Texto fornecido
::::::::

Os italianos ficaram algo perplexos quando, no dia 12 de Fevereiro, ele forçou a demissão do primeiro-ministro Enrico Letta, seu colega do PD, substituindo-o na chefia do governo sem passar por eleições. Dizia que não aceitaria o cargo antes de ganhar eleições. Para a sua equipa, teria mais a perder do que a ganhar. 

Explicou o jornalista Fabrizio Forquet no diário Il Sole 24 Ore: “Matteo Renzi não raciocina como nós. Aquilo que qualquer pessoa pode perceber como um risco ou um erro é para ele uma oportunidade.”

O “rottamatore 
Matteo Renzi nasceu em 1975 nos arredores de Florença, numa família da pequena burguesia. Teve educação católica, ajudou à missa e foi escuteiro. Em 1999 licenciou-se em Direito e casou-se com Agnese Landini. A primeira intervenção política remonta a 1995, quando fundou um comité de apoio à candidatura de Romano Prodi. Foi secretário local do Partido Popular, sucessor da Democracia-Cristã, e em 2001 tornou-se coordenador provincial do grupo Margarida (católicos de esquerda e liberais). Em 2004, foi eleito presidente da província de Florença. Em 2007, fez parte do núcleo fundador do PD.

Segundo a praxe do centro-esquerda, a província cabia aos católicos e a cidade aos pós-comunistas. Renzi desafia as regras do jogo e candidata-se ao município. Em 2009, derrota nas primárias o candidato oficial do PD, vence as eleições e entra no Palazzo Vecchio com uma equipa de cinco homens e cinco mulheres. Em 2010, era “o presidente da Câmara mais amado da Itália”.

::::::::

Registos fornecidos

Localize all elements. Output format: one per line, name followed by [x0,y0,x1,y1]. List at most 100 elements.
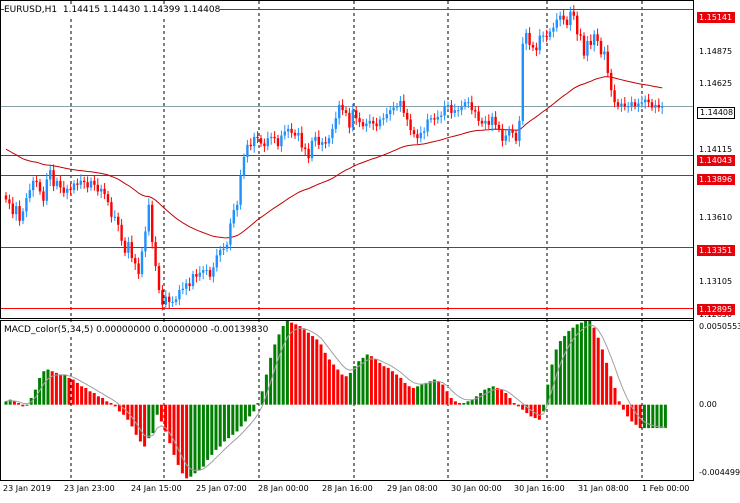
chart-frame [0,0,694,481]
macd-bar [504,392,508,405]
candle-body [446,104,450,107]
macd-bar [164,404,168,432]
candle-body [69,188,72,191]
macd-bar [655,404,659,429]
candle-body [232,210,235,224]
candle-body [246,144,249,157]
macd-bar [596,337,600,405]
ohlc-label: 1.14415 1.14430 1.14399 1.14408 [62,5,221,15]
candle-body [647,99,650,103]
candle-body [518,120,521,141]
macd-bar [117,404,121,412]
candle-body [157,266,161,291]
candle-body [113,216,116,218]
macd-bar [378,362,382,405]
candle-body [610,72,613,91]
macd-bar [122,404,126,415]
candle-body [341,104,344,111]
candle-body [290,128,293,133]
candle-body [480,120,484,124]
price-axis-label: 1.13610 [699,213,733,222]
candle-body [436,116,439,120]
macd-bar [546,384,550,405]
macd-bar [617,401,621,405]
candle-body [273,136,276,139]
candle-body [627,106,630,108]
macd-bar [449,397,453,405]
candle-body [331,128,334,139]
level-badge[interactable]: 1.14043 [697,155,735,166]
candle-body [52,170,55,187]
macd-bar [155,404,159,415]
macd-bar [403,382,407,405]
candle-body [569,11,572,25]
macd-bar [210,404,214,455]
candle-body [572,11,575,16]
level-badge[interactable]: 1.12895 [697,304,735,315]
candle-body [412,130,416,135]
candle-body [348,112,351,128]
macd-bar [222,404,226,442]
macd-bar [75,382,79,405]
candle-body [487,120,490,125]
candle-body [297,132,300,136]
macd-bar [634,404,638,425]
macd-bar [365,354,369,405]
macd-bar [197,404,201,470]
candle-body [457,110,460,112]
macd-bar [353,366,357,405]
horizontal-level-lines[interactable] [1,9,693,309]
level-badge[interactable]: 1.13351 [697,245,735,256]
macd-bar [516,404,520,407]
candle-body [358,118,361,123]
candle-body [661,106,664,108]
macd-bar [206,404,210,460]
candle-body [198,272,201,277]
macd-bar [4,401,8,405]
macd-bar [218,404,222,447]
macd-bar [407,386,411,405]
candle-body [253,136,256,147]
macd-bar [193,404,197,474]
macd-bar [621,404,625,410]
macd-bar [651,404,655,429]
macd-bar [138,404,142,442]
macd-bar [319,344,323,405]
macd-bar [336,369,340,405]
candle-body [528,32,531,45]
candle-body [576,15,579,35]
candle-body [276,138,280,147]
candle-body [402,100,405,113]
macd-bar [361,357,365,405]
candle-body [76,183,79,185]
candle-body [144,231,147,252]
candle-body [327,138,331,144]
time-axis-label: 23 Jan 2019 [3,484,51,493]
candle-body [110,202,113,217]
macd-bar [143,404,147,447]
candle-body [83,180,86,183]
macd-bar [537,404,541,420]
macd-bar [458,403,462,405]
macd-bar [151,404,155,434]
candle-body [494,116,497,125]
candle-body [467,102,470,104]
macd-bar [168,404,172,444]
candle-body [355,110,358,119]
candle-body [215,255,218,268]
candle-body [59,180,62,188]
macd-bar [201,404,205,467]
price-axis-label: 1.13105 [699,277,733,286]
candle-body [11,203,14,215]
macd-bar [525,404,529,414]
macd-bar [290,322,294,405]
level-badge[interactable]: 1.13896 [697,174,735,185]
level-badge[interactable]: 1.15141 [697,12,735,23]
candle-body [582,35,586,56]
macd-bar [227,404,231,439]
macd-bar [256,403,260,405]
macd-bar [512,403,516,405]
macd-bar [84,387,88,405]
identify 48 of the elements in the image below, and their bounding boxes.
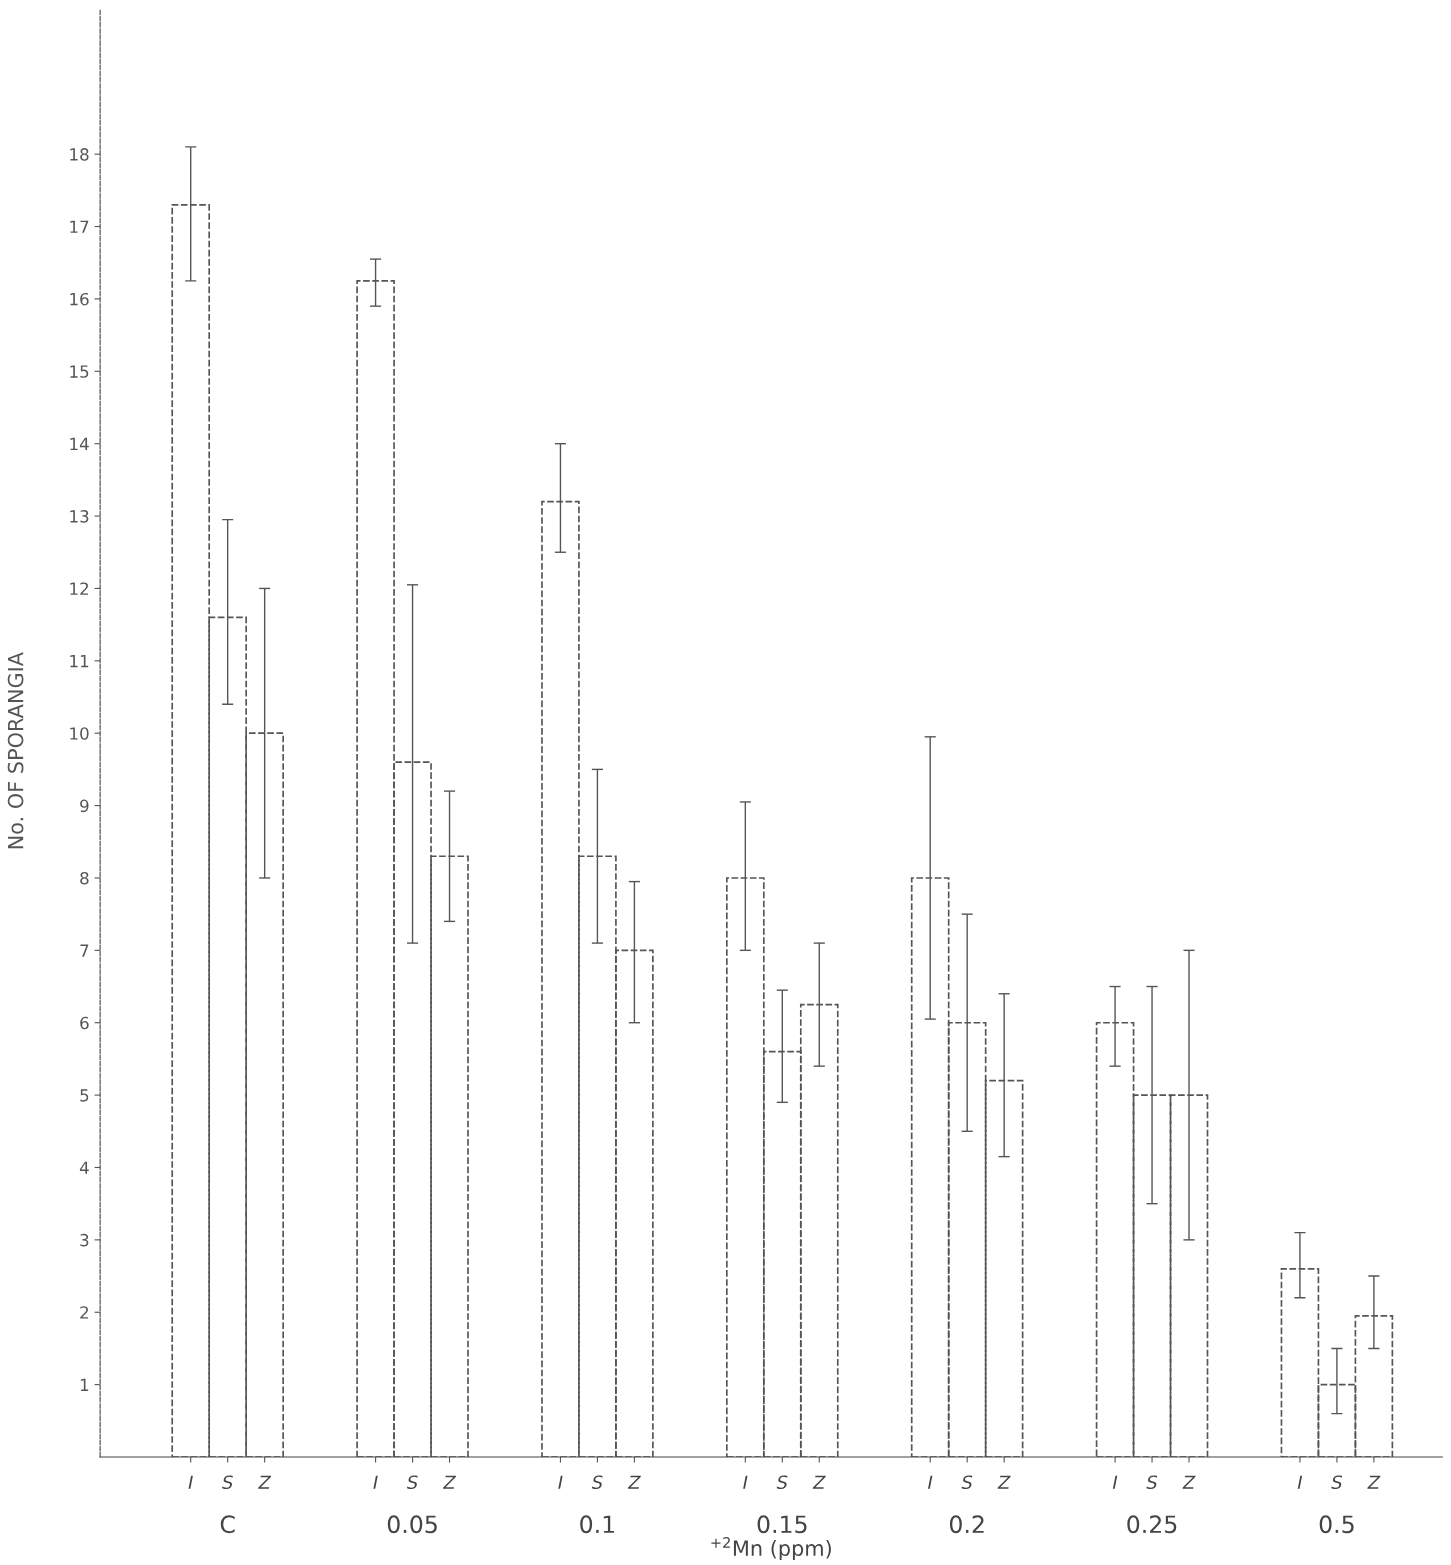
y-tick-label: 7 <box>80 944 89 957</box>
y-tick-label: 12 <box>70 582 89 595</box>
text: Z <box>442 1475 457 1489</box>
x-tick-label: 0.15 <box>757 1515 807 1534</box>
text: Z <box>1367 1475 1381 1489</box>
y-tick-label: 9 <box>80 799 89 813</box>
y-tick-label: 3 <box>80 1233 89 1247</box>
series-label: I <box>188 1475 193 1489</box>
text: I <box>928 1475 933 1489</box>
y-tick-label: 10 <box>70 727 89 740</box>
x-axis-title: $^{+2}$Mn (ppm) <box>711 1536 831 1561</box>
x-tick-label: C <box>220 1515 235 1534</box>
x-tick-label: 0.1 <box>580 1515 615 1534</box>
y-tick-label: 1 <box>80 1378 89 1391</box>
y-tick-label: 2 <box>80 1306 89 1319</box>
y-tick-label: 16 <box>70 292 89 306</box>
y-tick-label: 14 <box>70 437 89 451</box>
text: S <box>776 1475 788 1490</box>
text: S <box>406 1475 418 1490</box>
x-tick-label: 0.25 <box>1127 1515 1177 1534</box>
y-tick-label: 8 <box>80 871 89 885</box>
text: Z <box>627 1475 641 1489</box>
text: S <box>1331 1475 1343 1490</box>
y-axis-title: No. OF SPORANGIA <box>7 652 24 849</box>
y-tick-label: 13 <box>70 510 89 523</box>
y-tick-label: 17 <box>70 220 89 233</box>
text: S <box>1146 1475 1158 1490</box>
text: Z <box>1182 1475 1196 1489</box>
y-tick-label: 11 <box>70 655 89 668</box>
text: I <box>558 1475 563 1489</box>
y-tick-label: 4 <box>79 1161 89 1174</box>
text: Z <box>997 1475 1011 1489</box>
text: I <box>1112 1475 1118 1489</box>
text: I <box>1297 1475 1303 1489</box>
series-label: S <box>222 1475 233 1490</box>
x-tick-label: 0.05 <box>387 1515 437 1534</box>
x-tick-label: 0.5 <box>1319 1515 1354 1534</box>
y-tick-label: 5 <box>80 1089 89 1102</box>
y-tick-label: 15 <box>70 365 89 378</box>
text: I <box>743 1475 748 1489</box>
text: S <box>591 1475 603 1490</box>
text: Z <box>812 1475 826 1489</box>
y-tick-label: 6 <box>80 1016 89 1030</box>
x-tick-label: 0.2 <box>949 1515 984 1534</box>
y-tick-label: 18 <box>70 148 89 161</box>
series-label: Z <box>258 1475 272 1489</box>
text: S <box>961 1475 973 1490</box>
text: I <box>373 1475 378 1489</box>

::::::::

Tarefas a realizar
a) Responda a estas perguntas com base no texto sobre Matteo Renzi:
(i) Em que jornal escreveu Fabrizio Forquet?
(ii) Em que ano nasceu Matteo Renzi?
(iii) Como era composta a equipa com que Renzi entrou no Palazzo Vecchio?
b) Prossiga o texto sobre Matteo Renzi a partir da última frase apresentada.

Respostas por tarefa
a)
(i) No diário Il Sole 24 Ore.
(ii) Em 1975.
(iii) Por cinco homens e cinco mulheres.

b)
Em Agosto de 2010, usa pela primeira vez a palavra “rottamazione” — equivalente a mandar para sucata. Numa entrevista ao La Repubblica declarava que, para se desembaraçar de Berlusconi, a esquerda devia mandar para a sucata “uma geração inteira de dirigentes do meu partido”, do veterano Sergio D’Alema ao secretário nacional Pier Luigi Bersani. “Os nossos inscritos, os nossos simpatizantes, os muitos desiludidos [perguntam-se]: quando acordarão da anestesia? Nunca darão conta de que perderam o contacto com a realidade?” Passou a ser o “rottamatore”. 

Desafiou Bersani nas primárias de Novembro de 2012. Fez a campanha numa rulote. Para surpresa geral, obrigou Bersani a uma segunda volta. Perdeu mas arrancou uma vitória política: as sondagens apresentam-no como o melhor candidato do PD para bater Berlusconi. A sua imagem está construída. 

Nas legislativas de Fevereiro de 2013, após a queda do governo Monti, o PD consegue a proeza de “não ganhar” apesar de Berlusconi ter perdido. Qual era o problema? Respondia a politóloga Elisabetta Gualmini: “É um partido que renunciou a elaborar um programa e uma estratégia para vencer eleições, preferindo defender a identidade interna e os grupos dirigentes, velhos e novos, que lhe são fiéis.” O PD queria ser, ao mesmo tempo, “um partido de oposição permanente e de governo”.

Nas primárias de Dezembro de 2013, Renzi é eleito secretário nacional por maioria absoluta entre militantes e entre eleitores. Resume a politóloga Sofia Ventura: “Letta representa o exemplo do brilhante enfant prodige cooptado pelos mestres. (...) Diferente é o caso de Renzi. A sua história é a da construção de uma verdadeira e própria liderança.”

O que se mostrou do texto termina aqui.